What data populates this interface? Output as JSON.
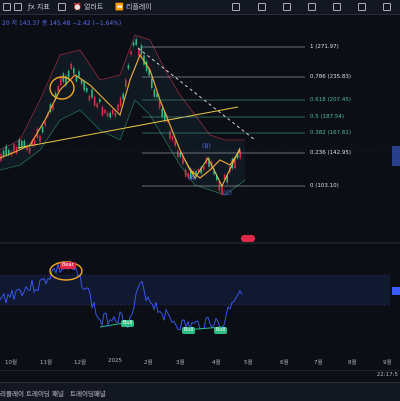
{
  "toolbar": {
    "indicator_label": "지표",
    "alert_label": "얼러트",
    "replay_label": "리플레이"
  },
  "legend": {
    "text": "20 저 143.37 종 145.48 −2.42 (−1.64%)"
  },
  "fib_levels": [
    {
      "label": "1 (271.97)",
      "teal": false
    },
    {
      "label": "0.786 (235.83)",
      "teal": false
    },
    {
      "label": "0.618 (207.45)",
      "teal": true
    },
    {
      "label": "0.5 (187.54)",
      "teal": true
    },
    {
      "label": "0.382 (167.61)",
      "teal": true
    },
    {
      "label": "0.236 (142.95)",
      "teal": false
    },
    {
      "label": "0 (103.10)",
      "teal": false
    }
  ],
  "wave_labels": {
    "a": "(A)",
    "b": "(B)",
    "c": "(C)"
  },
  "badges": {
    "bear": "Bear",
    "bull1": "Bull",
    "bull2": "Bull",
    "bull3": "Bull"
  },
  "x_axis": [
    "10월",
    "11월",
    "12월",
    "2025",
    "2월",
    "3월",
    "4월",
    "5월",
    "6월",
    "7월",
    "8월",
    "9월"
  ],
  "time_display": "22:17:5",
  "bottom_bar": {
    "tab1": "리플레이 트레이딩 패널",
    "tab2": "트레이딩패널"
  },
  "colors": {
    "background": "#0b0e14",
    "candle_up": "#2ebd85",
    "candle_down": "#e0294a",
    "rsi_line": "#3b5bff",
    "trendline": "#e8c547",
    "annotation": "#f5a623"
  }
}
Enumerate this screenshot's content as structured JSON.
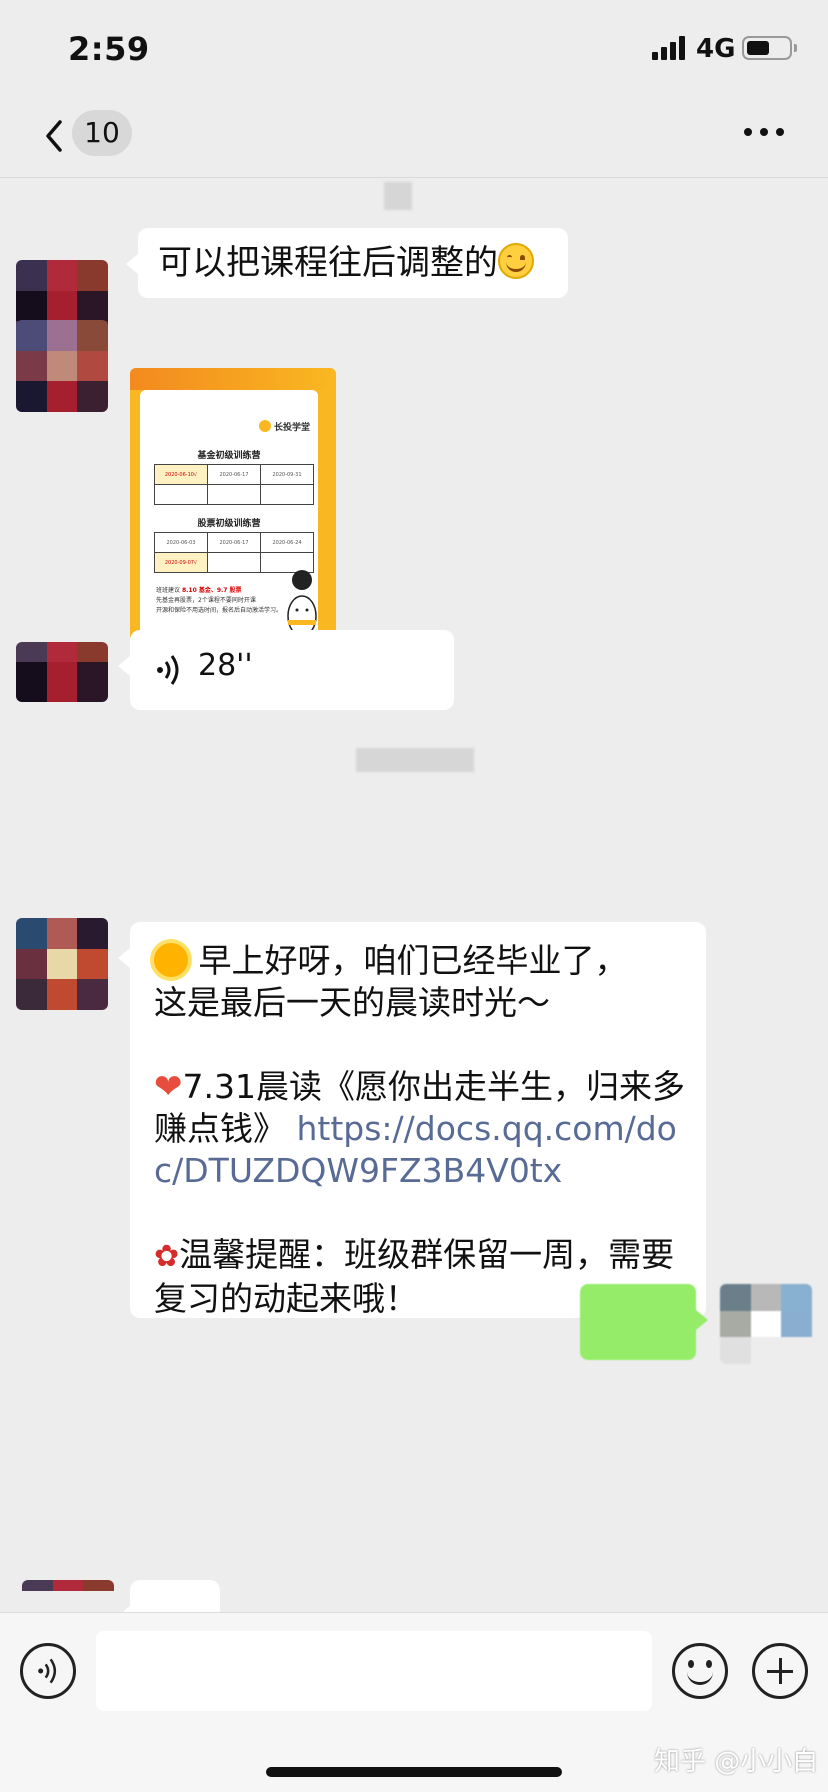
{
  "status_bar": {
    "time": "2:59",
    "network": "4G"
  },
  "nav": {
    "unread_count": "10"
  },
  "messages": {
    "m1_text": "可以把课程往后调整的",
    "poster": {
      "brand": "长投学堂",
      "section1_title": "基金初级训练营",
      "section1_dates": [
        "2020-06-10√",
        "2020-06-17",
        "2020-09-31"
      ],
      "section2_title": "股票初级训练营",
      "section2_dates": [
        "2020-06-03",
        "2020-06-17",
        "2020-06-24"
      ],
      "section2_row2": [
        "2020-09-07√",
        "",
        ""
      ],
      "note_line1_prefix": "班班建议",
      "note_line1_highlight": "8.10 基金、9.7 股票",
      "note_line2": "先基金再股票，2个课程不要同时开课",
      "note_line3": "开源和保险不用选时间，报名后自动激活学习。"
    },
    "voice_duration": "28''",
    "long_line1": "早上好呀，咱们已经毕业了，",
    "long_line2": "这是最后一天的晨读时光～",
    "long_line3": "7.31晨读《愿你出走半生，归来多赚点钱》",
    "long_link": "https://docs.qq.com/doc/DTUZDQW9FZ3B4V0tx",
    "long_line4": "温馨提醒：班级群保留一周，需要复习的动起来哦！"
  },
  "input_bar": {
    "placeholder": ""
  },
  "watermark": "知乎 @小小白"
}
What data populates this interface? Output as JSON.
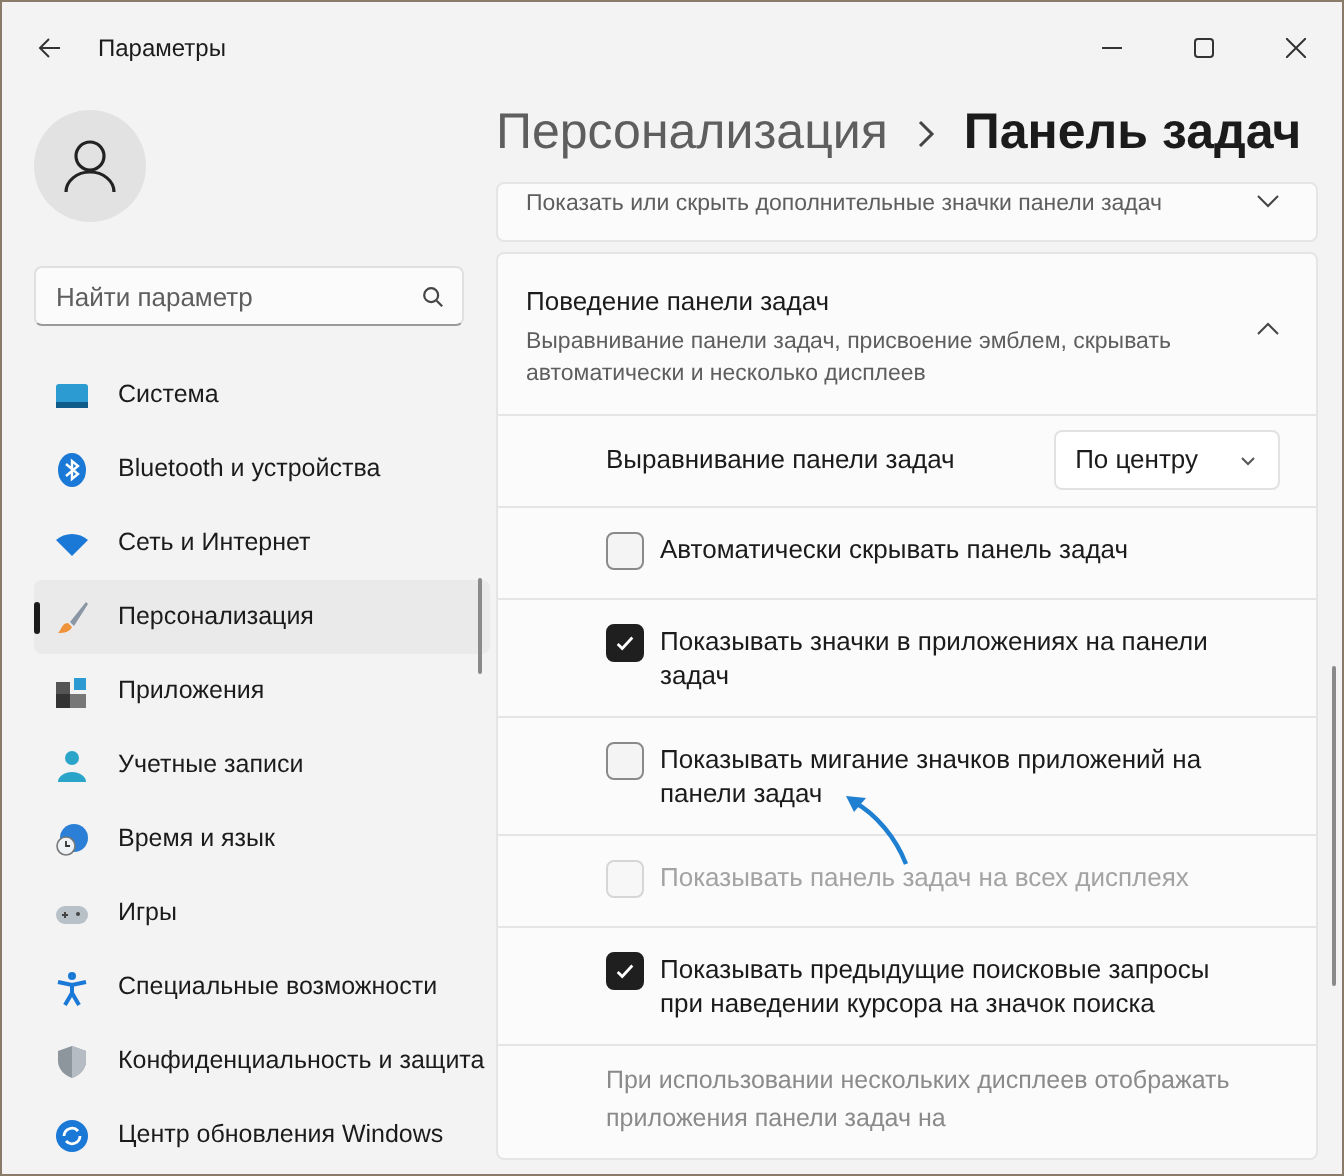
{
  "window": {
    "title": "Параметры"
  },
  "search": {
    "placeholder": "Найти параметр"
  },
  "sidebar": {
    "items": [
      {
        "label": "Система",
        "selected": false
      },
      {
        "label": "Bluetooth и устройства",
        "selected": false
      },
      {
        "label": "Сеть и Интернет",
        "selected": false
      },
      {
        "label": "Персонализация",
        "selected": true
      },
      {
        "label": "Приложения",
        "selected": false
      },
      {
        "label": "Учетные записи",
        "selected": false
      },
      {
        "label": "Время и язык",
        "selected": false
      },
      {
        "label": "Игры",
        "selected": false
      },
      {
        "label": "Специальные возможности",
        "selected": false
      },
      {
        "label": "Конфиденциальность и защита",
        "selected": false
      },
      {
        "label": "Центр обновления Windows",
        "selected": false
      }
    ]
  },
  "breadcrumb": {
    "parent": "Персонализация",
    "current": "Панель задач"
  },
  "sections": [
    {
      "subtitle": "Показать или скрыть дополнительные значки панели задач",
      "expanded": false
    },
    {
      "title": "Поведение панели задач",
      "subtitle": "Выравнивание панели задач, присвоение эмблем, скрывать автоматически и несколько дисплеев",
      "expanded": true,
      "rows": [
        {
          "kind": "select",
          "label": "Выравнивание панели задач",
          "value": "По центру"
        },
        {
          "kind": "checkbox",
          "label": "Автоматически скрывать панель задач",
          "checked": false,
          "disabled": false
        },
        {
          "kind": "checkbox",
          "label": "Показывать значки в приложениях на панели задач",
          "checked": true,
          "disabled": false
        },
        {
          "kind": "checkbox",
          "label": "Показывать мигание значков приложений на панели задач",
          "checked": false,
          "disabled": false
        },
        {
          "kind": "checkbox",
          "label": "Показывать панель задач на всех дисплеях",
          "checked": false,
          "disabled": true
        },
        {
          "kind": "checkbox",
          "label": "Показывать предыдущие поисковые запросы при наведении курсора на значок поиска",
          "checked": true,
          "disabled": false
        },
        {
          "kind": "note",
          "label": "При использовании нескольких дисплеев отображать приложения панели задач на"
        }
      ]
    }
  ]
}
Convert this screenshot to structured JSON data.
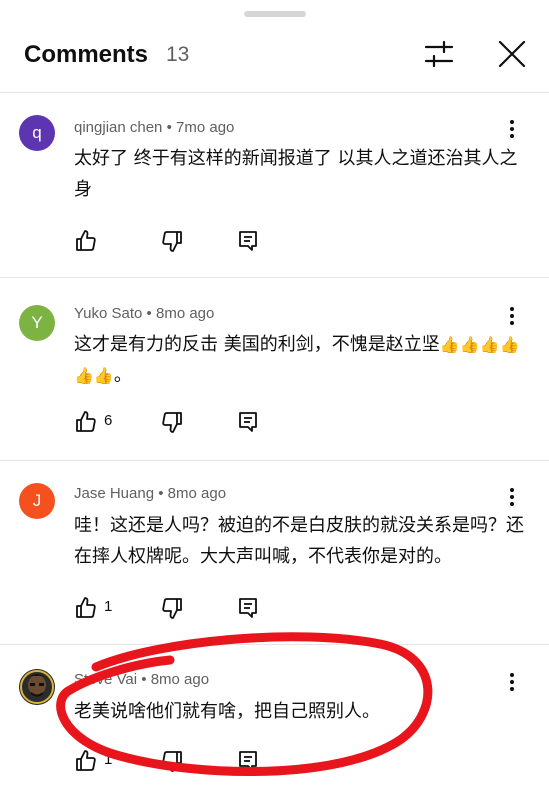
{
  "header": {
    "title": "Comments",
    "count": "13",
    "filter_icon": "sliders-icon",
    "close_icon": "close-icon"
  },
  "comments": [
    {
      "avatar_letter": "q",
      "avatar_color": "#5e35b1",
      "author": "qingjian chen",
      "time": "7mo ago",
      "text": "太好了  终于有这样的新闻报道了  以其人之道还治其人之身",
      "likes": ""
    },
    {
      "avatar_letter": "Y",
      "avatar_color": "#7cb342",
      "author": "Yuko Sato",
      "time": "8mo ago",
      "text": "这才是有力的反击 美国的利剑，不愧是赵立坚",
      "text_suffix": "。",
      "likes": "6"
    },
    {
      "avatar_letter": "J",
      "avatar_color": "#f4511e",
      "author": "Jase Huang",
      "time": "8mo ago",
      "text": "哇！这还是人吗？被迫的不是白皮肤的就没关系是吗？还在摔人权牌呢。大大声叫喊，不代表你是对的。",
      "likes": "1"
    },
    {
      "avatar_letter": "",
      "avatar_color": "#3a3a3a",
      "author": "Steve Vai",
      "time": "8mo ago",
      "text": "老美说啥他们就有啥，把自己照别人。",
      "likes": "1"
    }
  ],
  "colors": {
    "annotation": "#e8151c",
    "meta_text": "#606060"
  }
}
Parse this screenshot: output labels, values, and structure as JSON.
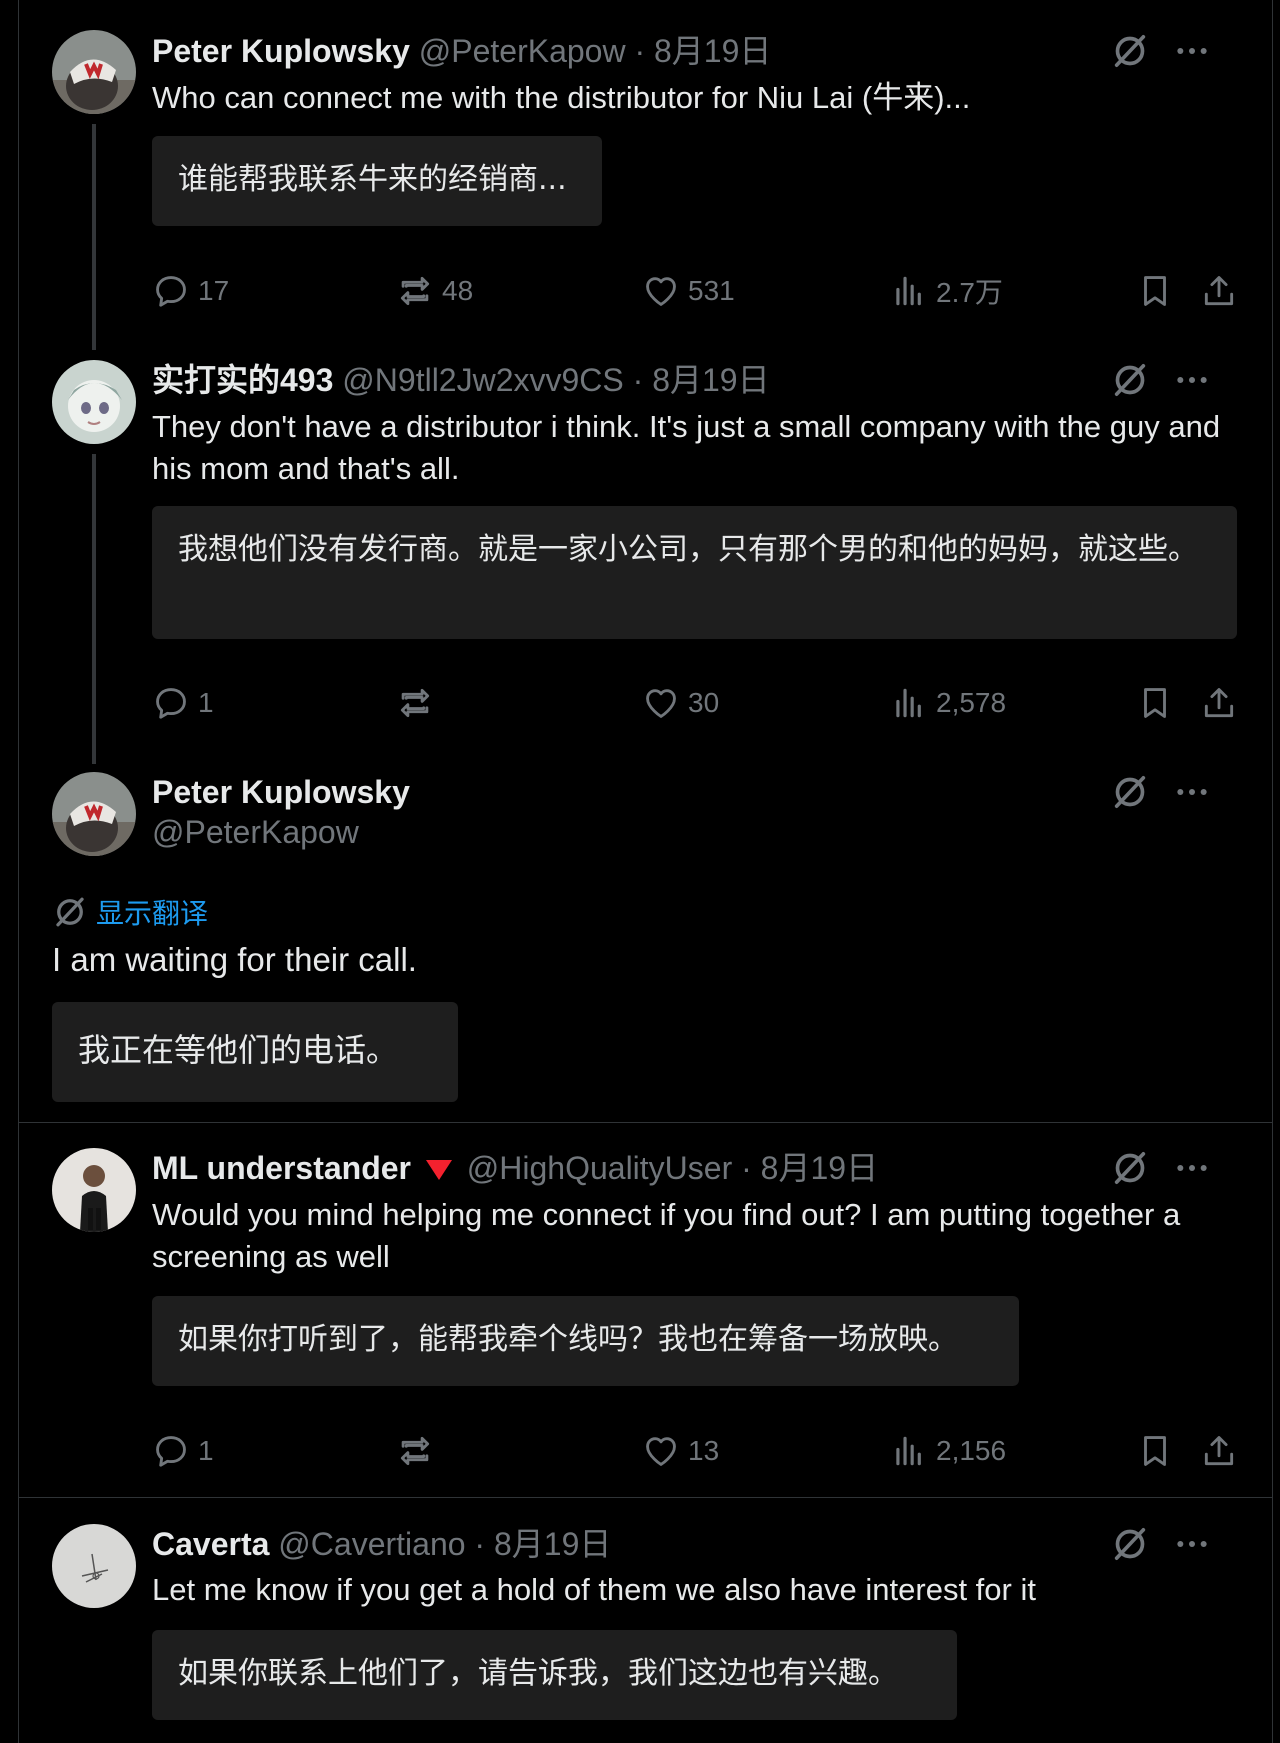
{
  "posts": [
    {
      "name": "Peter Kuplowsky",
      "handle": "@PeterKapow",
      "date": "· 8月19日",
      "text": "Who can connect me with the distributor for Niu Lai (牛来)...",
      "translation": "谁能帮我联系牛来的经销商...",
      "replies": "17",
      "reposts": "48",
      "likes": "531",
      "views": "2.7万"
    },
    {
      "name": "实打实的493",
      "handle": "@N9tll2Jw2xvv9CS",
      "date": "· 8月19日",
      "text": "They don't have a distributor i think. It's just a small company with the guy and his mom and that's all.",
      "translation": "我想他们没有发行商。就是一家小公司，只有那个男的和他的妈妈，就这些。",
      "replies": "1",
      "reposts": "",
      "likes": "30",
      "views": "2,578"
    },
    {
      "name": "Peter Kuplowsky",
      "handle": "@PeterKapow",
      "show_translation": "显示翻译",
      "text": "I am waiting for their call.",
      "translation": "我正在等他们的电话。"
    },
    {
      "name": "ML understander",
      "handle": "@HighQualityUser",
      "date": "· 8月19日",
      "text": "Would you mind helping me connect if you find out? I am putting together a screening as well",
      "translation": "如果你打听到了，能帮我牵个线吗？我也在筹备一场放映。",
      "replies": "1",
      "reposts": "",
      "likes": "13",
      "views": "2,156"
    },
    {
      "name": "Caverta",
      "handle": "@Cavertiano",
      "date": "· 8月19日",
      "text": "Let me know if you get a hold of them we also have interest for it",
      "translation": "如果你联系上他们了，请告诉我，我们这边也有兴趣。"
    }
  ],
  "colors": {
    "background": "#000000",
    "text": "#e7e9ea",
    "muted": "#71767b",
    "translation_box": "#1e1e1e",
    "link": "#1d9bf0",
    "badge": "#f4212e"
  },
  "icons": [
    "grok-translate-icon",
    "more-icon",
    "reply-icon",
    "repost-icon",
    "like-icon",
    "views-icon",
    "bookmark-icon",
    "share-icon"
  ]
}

☆ ☆ ☆

**What is required:**
Work through the records above line by line and count those that hold the string "значки". Give only the result.

**Result of the exercise:**
2